### AIM OF THE EXERCISE:
Check each line for the string "likes" and give only the count of lines that have it.

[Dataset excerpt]
╔══
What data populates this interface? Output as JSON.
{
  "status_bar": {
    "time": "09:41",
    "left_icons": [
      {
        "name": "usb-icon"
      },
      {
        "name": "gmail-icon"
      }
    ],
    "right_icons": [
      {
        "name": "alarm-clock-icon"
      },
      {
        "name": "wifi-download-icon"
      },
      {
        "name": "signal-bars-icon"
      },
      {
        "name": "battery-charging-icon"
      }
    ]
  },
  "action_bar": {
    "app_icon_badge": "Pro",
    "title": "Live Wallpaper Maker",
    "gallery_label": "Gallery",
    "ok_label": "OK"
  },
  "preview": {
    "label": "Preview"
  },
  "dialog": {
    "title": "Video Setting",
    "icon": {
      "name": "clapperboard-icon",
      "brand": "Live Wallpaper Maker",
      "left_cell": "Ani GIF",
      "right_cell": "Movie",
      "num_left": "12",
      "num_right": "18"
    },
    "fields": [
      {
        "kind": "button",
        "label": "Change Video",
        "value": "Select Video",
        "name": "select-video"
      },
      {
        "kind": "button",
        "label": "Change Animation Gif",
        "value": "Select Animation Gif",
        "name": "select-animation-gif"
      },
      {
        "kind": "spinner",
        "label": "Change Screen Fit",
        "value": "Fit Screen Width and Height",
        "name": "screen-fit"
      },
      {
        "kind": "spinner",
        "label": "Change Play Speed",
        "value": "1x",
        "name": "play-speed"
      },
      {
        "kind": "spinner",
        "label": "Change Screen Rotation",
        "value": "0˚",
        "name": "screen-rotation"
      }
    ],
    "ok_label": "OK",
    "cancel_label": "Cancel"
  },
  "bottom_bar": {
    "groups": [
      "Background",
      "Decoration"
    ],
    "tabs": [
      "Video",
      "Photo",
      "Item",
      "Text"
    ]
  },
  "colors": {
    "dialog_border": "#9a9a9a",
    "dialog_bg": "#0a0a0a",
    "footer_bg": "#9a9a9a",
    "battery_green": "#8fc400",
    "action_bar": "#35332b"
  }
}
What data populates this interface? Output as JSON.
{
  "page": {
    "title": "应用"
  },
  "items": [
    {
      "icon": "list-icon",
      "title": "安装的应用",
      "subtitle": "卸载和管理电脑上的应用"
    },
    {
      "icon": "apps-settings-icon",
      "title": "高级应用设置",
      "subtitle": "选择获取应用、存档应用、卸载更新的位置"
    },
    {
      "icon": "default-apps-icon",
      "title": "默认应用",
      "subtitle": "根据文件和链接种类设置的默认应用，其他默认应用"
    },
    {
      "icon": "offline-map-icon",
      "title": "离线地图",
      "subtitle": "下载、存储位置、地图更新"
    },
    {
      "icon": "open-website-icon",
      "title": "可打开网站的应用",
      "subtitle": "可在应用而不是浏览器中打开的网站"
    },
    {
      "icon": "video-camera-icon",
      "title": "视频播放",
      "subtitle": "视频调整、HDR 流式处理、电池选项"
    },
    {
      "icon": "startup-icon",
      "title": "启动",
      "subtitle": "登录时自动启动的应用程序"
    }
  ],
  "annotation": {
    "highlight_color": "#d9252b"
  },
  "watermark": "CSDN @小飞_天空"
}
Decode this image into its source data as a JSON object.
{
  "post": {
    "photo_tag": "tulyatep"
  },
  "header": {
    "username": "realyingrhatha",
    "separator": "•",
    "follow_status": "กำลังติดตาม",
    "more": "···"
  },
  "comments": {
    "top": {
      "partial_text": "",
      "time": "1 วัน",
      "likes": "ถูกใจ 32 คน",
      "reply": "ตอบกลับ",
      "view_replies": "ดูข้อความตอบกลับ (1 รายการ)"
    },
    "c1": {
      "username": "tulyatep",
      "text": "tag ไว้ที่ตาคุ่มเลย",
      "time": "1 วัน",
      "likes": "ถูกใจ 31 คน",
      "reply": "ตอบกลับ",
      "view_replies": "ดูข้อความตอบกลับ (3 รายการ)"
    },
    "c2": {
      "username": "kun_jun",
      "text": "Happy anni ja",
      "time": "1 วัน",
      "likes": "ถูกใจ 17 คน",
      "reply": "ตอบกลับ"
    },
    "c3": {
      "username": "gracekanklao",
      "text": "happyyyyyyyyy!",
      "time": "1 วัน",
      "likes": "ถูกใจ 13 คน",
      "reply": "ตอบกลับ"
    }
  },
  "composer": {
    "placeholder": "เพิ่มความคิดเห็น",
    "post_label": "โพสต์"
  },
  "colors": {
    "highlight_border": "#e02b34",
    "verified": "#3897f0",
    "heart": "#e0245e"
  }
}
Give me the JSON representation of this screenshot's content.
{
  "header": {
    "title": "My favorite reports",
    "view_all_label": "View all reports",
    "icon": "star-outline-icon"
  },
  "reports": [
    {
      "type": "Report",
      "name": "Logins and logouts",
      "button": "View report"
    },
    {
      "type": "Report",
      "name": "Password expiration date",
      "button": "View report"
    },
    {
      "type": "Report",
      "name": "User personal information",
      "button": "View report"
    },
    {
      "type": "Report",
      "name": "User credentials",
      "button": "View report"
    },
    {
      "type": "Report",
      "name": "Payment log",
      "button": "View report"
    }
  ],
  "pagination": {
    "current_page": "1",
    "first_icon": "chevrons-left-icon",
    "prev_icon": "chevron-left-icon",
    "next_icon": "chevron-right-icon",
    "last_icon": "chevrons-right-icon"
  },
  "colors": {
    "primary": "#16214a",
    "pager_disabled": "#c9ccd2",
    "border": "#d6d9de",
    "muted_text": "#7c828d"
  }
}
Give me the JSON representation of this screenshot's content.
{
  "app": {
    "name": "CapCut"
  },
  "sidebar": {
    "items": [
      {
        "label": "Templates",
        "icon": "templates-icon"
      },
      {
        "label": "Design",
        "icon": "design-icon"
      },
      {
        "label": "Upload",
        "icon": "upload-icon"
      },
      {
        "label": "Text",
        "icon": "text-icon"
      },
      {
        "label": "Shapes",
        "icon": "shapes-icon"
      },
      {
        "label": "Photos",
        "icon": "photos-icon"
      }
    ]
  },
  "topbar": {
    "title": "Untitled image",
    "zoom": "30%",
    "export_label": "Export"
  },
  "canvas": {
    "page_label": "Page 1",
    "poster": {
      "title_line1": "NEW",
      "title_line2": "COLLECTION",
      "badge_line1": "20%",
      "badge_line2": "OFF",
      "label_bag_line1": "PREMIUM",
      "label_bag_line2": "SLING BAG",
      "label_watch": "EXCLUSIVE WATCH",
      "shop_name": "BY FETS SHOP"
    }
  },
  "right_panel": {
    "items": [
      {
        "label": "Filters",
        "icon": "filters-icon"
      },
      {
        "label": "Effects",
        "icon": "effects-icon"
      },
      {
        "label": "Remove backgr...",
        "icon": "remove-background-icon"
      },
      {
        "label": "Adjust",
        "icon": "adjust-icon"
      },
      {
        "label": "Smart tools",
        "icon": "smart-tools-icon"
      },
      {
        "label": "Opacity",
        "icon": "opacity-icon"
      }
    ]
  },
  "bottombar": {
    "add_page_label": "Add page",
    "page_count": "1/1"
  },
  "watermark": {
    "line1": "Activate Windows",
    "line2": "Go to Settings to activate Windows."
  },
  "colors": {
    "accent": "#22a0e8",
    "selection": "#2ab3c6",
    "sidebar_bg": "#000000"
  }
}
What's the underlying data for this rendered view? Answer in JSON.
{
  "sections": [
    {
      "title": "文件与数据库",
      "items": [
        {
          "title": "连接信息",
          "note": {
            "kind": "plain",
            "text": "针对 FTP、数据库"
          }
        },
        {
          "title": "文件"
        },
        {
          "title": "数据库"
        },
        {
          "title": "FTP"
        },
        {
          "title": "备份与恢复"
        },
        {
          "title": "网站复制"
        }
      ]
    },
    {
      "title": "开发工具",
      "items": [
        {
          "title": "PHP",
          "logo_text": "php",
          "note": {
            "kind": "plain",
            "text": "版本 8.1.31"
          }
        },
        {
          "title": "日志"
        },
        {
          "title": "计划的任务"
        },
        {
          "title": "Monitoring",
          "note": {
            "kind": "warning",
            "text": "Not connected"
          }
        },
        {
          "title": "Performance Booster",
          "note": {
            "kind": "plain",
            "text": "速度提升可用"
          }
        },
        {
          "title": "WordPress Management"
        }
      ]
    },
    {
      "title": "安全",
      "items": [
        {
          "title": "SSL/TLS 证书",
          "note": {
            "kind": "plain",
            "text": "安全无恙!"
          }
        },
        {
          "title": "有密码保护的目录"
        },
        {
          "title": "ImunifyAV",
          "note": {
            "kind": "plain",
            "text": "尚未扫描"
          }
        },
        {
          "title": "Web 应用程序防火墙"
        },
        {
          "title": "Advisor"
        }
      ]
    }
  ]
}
╚══
### OUTPUT:
4